_The request_.
The data must be returned in full and exactly as given.

_The input_.
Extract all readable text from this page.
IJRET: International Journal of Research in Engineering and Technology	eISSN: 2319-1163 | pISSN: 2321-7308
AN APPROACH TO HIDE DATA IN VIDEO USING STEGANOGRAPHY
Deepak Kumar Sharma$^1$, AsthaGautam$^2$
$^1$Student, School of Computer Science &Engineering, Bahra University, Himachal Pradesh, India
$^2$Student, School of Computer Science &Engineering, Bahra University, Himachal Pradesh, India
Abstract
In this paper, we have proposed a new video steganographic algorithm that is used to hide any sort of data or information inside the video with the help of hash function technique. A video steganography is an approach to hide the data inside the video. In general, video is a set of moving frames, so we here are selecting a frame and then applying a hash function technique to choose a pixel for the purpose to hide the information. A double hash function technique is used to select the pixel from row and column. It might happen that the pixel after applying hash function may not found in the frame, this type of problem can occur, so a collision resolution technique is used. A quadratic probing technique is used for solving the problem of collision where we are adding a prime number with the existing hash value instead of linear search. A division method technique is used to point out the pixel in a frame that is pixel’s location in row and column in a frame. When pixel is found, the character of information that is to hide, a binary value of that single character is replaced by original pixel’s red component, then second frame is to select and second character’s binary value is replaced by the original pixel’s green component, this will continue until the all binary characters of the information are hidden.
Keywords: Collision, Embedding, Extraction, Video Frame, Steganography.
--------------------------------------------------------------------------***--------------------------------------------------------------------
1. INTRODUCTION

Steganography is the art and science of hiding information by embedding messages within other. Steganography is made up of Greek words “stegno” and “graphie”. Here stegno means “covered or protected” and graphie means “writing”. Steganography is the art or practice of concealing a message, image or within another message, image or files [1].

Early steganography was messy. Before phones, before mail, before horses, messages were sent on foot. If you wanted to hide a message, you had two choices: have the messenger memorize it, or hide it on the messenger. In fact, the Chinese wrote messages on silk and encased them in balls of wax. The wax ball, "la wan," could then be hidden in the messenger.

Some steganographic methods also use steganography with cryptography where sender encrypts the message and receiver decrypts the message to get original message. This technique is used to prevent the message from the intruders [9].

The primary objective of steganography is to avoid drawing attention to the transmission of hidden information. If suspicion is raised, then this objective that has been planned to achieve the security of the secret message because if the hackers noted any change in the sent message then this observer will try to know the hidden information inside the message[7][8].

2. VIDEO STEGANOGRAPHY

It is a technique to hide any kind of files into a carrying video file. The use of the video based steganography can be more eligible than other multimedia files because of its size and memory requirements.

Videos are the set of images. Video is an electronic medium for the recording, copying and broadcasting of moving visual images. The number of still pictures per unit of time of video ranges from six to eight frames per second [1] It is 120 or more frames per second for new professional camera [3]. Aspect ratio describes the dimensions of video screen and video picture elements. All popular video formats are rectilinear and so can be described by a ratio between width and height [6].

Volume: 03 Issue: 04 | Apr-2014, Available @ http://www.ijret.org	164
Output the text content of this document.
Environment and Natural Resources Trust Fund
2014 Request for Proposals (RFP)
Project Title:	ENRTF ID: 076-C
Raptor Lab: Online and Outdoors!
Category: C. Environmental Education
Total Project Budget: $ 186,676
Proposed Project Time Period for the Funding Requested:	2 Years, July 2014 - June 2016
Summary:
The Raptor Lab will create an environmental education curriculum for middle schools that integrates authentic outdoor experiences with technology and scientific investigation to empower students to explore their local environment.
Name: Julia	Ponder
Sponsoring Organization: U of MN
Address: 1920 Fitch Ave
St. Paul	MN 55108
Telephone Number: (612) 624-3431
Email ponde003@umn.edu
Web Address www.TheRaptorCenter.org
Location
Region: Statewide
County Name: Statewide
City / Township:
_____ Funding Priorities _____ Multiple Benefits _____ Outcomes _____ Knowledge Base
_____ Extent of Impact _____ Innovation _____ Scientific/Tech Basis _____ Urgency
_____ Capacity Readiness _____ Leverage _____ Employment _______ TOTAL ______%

_Answer to the problem_.
Extract all readable text from this page.
IJRET: International Journal of Research in Engineering and Technology	eISSN: 2319-1163 | pISSN: 2321-7308
AN APPROACH TO HIDE DATA IN VIDEO USING STEGANOGRAPHY
Deepak Kumar Sharma$^1$, AsthaGautam$^2$
$^1$Student, School of Computer Science &Engineering, Bahra University, Himachal Pradesh, India
$^2$Student, School of Computer Science &Engineering, Bahra University, Himachal Pradesh, India
Abstract
In this paper, we have proposed a new video steganographic algorithm that is used to hide any sort of data or information inside the video with the help of hash function technique. A video steganography is an approach to hide the data inside the video. In general, video is a set of moving frames, so we here are selecting a frame and then applying a hash function technique to choose a pixel for the purpose to hide the information. A double hash function technique is used to select the pixel from row and column. It might happen that the pixel after applying hash function may not found in the frame, this type of problem can occur, so a collision resolution technique is used. A quadratic probing technique is used for solving the problem of collision where we are adding a prime number with the existing hash value instead of linear search. A division method technique is used to point out the pixel in a frame that is pixel’s location in row and column in a frame. When pixel is found, the character of information that is to hide, a binary value of that single character is replaced by original pixel’s red component, then second frame is to select and second character’s binary value is replaced by the original pixel’s green component, this will continue until the all binary characters of the information are hidden.
Keywords: Collision, Embedding, Extraction, Video Frame, Steganography.
--------------------------------------------------------------------------***--------------------------------------------------------------------
1. INTRODUCTION

Steganography is the art and science of hiding information by embedding messages within other. Steganography is made up of Greek words “stegno” and “graphie”. Here stegno means “covered or protected” and graphie means “writing”. Steganography is the art or practice of concealing a message, image or within another message, image or files [1].

Early steganography was messy. Before phones, before mail, before horses, messages were sent on foot. If you wanted to hide a message, you had two choices: have the messenger memorize it, or hide it on the messenger. In fact, the Chinese wrote messages on silk and encased them in balls of wax. The wax ball, "la wan," could then be hidden in the messenger.

Some steganographic methods also use steganography with cryptography where sender encrypts the message and receiver decrypts the message to get original message. This technique is used to prevent the message from the intruders [9].

The primary objective of steganography is to avoid drawing attention to the transmission of hidden information. If suspicion is raised, then this objective that has been planned to achieve the security of the secret message because if the hackers noted any change in the sent message then this observer will try to know the hidden information inside the message[7][8].

2. VIDEO STEGANOGRAPHY

It is a technique to hide any kind of files into a carrying video file. The use of the video based steganography can be more eligible than other multimedia files because of its size and memory requirements.

Videos are the set of images. Video is an electronic medium for the recording, copying and broadcasting of moving visual images. The number of still pictures per unit of time of video ranges from six to eight frames per second [1] It is 120 or more frames per second for new professional camera [3]. Aspect ratio describes the dimensions of video screen and video picture elements. All popular video formats are rectilinear and so can be described by a ratio between width and height [6].

Volume: 03 Issue: 04 | Apr-2014, Available @ http://www.ijret.org	164
Output the text content of this document.
Environment and Natural Resources Trust Fund
2014 Request for Proposals (RFP)
Project Title:	ENRTF ID: 076-C
Raptor Lab: Online and Outdoors!
Category: C. Environmental Education
Total Project Budget: $ 186,676
Proposed Project Time Period for the Funding Requested:	2 Years, July 2014 - June 2016
Summary:
The Raptor Lab will create an environmental education curriculum for middle schools that integrates authentic outdoor experiences with technology and scientific investigation to empower students to explore their local environment.
Name: Julia	Ponder
Sponsoring Organization: U of MN
Address: 1920 Fitch Ave
St. Paul	MN 55108
Telephone Number: (612) 624-3431
Email ponde003@umn.edu
Web Address www.TheRaptorCenter.org
Location
Region: Statewide
County Name: Statewide
City / Township:
_____ Funding Priorities _____ Multiple Benefits _____ Outcomes _____ Knowledge Base
_____ Extent of Impact _____ Innovation _____ Scientific/Tech Basis _____ Urgency
_____ Capacity Readiness _____ Leverage _____ Employment _______ TOTAL ______%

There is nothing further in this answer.